* **Lesetext**
- - - -

Ergebnis der Tarifvertragsverhandlungen mit Spannung erwartet

1.Rechtliche Vorgaben

Seit der Entscheidung des Bundesgerichtshofs vom 09.03.2016 sind die Tarifvertragsparteien erneut aufgefordert, eine verfassungskonforme Regelung der Transfervorschriften/Startgutschriften herbeizuführen.

Die eingeführte Vergleichsbetrachtung mit dem Unverfallbarkeitsfaktor nach § 2 Abs. 1 BetrAVG  war von der Rechtsprechung als gleichheitswidrig erkannt, weil dieser nach § 79 Abs. 1a Satz 1 Nr. 1 der Satzung der Versorgungsanstalt des Bundes und der Länder hierbei um 7,5 Prozentpunkte zu vermindern ist. Der pauschale Abzug von 7,5 Prozentpunkten im Rahmen der Vergleichsberechnung führte dazu, dass zahlreiche Versicherte von einer maximal erreichbaren Vollrente ohne ausreichenden sachlichen Grund von vornherein ausgeschlossen sind.

Der Bundesgerichtshof hat deshalb gerügt, dass insbesondere sogenannte berufliche Späteinsteiger unter Verstoß gegen das Gleichbehandlungsgebotes nach Artikel 3 GG verfassungswidrig behandelt würden.

Die sich aus dem Abzug von 7,5 Prozentpunkten ergebende Altersgrenze führe dazu, dass Arbeitnehmer, die nach ihrem Schulabschluss zügig die für den Eintritt in den öffentlichen Dienst erforderliche Ausbildung oder ein dafür erforderliches Studium absolvieren und nach einer durchschnittlichen Ausbildungsdauer in den öffentlichen Dienst eintreten, von einem Zuschlag zur Startgutschrift von vorneherein ausgeschlossen bleiben.

 

2. Die von den Tarifparteien genannten Lösungsalternativen

Vor diesem Hintergrund sehen die Tarifvertragsparteien nach eigenen Angaben im Wesentlichen zwei Optionen, diesen Sachverhalt einer Lösung zuzuführen:

 

Zum einen sei die durch den Bundesgerichtshof  kritisierte Pauschalkürzung von 7,5% zu hinterfragen.

Zum anderen könne eine Lösung darin bestehen, den Berechnungsfaktor zur Ermittlung des Vollanspruchs von 2,25 % auf 2,5 % anzuheben.

 

Beide Lösungsoptionen seien mit bislang nicht bestimmten Mehrkosten verbunden. In den Auftaktverhandlungen im Dezember 2016 habe man sich darauf verständigt, zunächst diese Berechnungen durch die Aktuare vornehmen zu lassen. Mit ersten Ergebnissen sei Ende März 2017 zu rechnen.

 

3. Würdigung der genannten Lösungsalternativen

a)

Wir sehen die bisherigen Regelungen zur Startgutschrift nicht lediglich wegen des im Rahmen der Vergleichsberechnung eingeführten pauschalen Abzugs von 7,5 Prozentpunkten für rechtswidrig.

- - - -

[Quelldatensätze]
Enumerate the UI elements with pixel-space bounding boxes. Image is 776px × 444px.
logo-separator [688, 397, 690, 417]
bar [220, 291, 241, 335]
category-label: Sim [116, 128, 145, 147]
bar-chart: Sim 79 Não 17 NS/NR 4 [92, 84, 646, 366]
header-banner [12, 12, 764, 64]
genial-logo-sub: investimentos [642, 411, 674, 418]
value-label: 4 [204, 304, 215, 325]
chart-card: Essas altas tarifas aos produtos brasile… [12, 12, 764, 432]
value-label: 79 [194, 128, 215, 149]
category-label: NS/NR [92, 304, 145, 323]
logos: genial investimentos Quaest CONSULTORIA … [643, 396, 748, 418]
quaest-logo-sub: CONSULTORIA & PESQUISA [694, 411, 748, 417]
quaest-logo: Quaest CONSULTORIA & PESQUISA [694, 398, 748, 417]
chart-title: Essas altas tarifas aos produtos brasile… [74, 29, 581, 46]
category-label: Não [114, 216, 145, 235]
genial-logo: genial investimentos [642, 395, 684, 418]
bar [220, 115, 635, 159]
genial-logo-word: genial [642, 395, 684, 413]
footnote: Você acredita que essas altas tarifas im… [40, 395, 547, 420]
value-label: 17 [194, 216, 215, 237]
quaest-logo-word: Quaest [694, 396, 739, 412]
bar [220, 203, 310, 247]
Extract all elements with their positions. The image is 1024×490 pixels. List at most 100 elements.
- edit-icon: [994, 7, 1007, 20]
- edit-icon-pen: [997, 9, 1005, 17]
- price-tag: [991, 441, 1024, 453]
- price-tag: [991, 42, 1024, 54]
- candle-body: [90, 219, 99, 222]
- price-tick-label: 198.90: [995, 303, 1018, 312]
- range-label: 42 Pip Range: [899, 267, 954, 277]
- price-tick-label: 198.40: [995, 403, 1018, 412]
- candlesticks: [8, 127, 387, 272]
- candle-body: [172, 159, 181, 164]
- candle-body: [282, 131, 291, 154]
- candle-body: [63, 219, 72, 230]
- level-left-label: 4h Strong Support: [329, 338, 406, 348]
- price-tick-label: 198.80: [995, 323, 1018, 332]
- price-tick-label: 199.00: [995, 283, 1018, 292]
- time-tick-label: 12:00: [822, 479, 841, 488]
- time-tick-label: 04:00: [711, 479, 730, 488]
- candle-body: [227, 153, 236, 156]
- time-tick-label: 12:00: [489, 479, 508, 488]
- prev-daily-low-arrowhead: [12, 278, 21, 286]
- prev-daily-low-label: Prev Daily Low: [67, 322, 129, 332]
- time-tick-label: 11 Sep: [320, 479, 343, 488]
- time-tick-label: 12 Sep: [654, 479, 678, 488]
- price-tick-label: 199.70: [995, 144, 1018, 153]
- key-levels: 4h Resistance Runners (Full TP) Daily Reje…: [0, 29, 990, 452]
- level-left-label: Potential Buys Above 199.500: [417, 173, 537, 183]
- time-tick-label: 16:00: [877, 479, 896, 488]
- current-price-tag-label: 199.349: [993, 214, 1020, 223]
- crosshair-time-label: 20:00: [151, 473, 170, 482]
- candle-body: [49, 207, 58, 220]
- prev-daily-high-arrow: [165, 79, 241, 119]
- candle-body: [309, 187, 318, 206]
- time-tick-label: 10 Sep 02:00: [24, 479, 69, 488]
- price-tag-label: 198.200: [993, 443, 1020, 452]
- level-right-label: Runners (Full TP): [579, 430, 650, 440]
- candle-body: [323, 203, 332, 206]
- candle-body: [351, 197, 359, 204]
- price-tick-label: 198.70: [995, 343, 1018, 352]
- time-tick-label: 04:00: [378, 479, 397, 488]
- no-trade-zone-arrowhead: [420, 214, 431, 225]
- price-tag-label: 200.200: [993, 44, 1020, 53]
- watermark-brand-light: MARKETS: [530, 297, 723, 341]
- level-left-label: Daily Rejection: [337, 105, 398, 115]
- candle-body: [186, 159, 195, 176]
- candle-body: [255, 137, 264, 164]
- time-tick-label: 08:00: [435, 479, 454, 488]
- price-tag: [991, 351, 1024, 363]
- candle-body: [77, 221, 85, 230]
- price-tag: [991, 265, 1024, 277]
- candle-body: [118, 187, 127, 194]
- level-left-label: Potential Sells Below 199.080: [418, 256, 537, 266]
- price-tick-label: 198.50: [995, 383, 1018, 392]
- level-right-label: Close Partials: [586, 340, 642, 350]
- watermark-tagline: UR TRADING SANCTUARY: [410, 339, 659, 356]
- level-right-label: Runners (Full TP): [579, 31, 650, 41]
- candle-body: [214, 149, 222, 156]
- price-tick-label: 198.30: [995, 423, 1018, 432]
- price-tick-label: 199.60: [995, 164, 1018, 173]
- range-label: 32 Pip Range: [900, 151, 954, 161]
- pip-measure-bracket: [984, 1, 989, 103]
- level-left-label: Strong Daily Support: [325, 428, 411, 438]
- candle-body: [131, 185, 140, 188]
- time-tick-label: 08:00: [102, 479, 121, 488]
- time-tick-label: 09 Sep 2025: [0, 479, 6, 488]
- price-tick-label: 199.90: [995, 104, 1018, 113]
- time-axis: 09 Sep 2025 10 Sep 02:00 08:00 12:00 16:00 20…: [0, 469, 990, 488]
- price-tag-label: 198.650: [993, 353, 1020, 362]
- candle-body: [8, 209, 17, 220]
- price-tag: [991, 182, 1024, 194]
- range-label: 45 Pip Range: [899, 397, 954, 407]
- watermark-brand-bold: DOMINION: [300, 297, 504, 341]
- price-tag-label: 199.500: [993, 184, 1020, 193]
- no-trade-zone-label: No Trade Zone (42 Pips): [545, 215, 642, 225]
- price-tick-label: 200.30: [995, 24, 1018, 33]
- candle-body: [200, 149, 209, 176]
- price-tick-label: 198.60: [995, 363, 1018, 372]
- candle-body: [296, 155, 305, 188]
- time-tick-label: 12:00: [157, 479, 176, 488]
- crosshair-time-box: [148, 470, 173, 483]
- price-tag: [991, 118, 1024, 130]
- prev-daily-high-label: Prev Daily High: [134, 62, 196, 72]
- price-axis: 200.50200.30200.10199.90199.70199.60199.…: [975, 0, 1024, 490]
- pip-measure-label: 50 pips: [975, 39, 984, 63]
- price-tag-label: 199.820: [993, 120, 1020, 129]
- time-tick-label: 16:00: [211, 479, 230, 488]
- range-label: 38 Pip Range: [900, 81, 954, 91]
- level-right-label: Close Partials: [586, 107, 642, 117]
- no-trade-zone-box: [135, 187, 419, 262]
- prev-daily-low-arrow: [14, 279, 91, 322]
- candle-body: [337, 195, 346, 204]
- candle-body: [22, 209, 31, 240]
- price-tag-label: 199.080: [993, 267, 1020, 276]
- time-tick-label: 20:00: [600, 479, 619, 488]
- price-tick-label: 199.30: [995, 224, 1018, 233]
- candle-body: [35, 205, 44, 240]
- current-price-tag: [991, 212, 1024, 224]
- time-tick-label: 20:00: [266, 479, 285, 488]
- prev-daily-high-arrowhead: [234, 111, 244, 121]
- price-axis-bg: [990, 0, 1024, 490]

- - - -

* **Aufgabenstellung**
Schreiben Sie aus dem Text über die Startgutschriften die Stelle von "Zum anderen könne" bis einschließlich "2017 zu rechnen." wortgetreu ab.

* **Ergebnis**
Zum anderen könne eine Lösung darin bestehen, den Berechnungsfaktor zur Ermittlung des Vollanspruchs von 2,25 % auf 2,5 % anzuheben.

 

Beide Lösungsoptionen seien mit bislang nicht bestimmten Mehrkosten verbunden. In den Auftaktverhandlungen im Dezember 2016 habe man sich darauf verständigt, zunächst diese Berechnungen durch die Aktuare vornehmen zu lassen. Mit ersten Ergebnissen sei Ende März 2017 zu rechnen.